<<<<
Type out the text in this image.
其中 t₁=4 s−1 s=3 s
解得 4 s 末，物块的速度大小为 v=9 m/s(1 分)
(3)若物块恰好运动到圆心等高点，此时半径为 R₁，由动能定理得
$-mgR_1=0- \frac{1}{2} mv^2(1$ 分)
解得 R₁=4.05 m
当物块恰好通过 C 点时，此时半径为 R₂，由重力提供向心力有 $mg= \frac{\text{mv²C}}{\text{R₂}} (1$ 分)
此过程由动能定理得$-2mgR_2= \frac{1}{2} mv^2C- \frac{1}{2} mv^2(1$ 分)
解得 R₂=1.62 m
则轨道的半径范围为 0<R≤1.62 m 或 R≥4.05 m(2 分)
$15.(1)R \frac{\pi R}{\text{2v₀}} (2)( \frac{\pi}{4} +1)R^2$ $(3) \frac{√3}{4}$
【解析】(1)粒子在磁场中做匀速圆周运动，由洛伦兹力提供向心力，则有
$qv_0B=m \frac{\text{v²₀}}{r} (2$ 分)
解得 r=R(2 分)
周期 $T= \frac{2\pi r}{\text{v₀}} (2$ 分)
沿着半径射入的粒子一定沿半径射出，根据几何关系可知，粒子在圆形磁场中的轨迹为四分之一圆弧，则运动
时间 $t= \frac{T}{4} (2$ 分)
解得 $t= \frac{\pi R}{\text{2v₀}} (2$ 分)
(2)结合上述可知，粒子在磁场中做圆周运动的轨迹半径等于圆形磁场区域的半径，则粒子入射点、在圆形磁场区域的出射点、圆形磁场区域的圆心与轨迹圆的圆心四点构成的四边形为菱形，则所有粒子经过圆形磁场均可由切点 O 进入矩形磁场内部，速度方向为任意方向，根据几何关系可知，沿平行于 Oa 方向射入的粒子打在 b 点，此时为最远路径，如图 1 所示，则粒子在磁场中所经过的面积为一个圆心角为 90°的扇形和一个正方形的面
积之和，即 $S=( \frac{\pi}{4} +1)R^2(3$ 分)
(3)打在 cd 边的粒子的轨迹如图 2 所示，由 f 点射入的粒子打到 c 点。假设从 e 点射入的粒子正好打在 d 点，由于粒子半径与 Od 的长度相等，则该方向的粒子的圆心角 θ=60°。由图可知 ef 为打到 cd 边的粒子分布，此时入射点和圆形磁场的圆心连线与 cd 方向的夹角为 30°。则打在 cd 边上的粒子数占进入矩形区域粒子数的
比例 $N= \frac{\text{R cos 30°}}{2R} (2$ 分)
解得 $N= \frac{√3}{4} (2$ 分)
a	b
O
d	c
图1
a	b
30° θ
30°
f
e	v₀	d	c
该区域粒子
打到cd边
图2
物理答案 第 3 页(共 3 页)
>>>>
## Stated goal
Report every line in the data above in which the word "根据几何关系可知" appears.

## Right answer
沿着半径射入的粒子一定沿半径射出，根据几何关系可知，粒子在圆形磁场中的轨迹为四分之一圆弧，则运动
(2)结合上述可知，粒子在磁场中做圆周运动的轨迹半径等于圆形磁场区域的半径，则粒子入射点、在圆形磁场区域的出射点、圆形磁场区域的圆心与轨迹圆的圆心四点构成的四边形为菱形，则所有粒子经过圆形磁场均可由切点 O 进入矩形磁场内部，速度方向为任意方向，根据几何关系可知，沿平行于 Oa 方向射入的粒子打在 b 点，此时为最远路径，如图 1 所示，则粒子在磁场中所经过的面积为一个圆心角为 90°的扇形和一个正方形的面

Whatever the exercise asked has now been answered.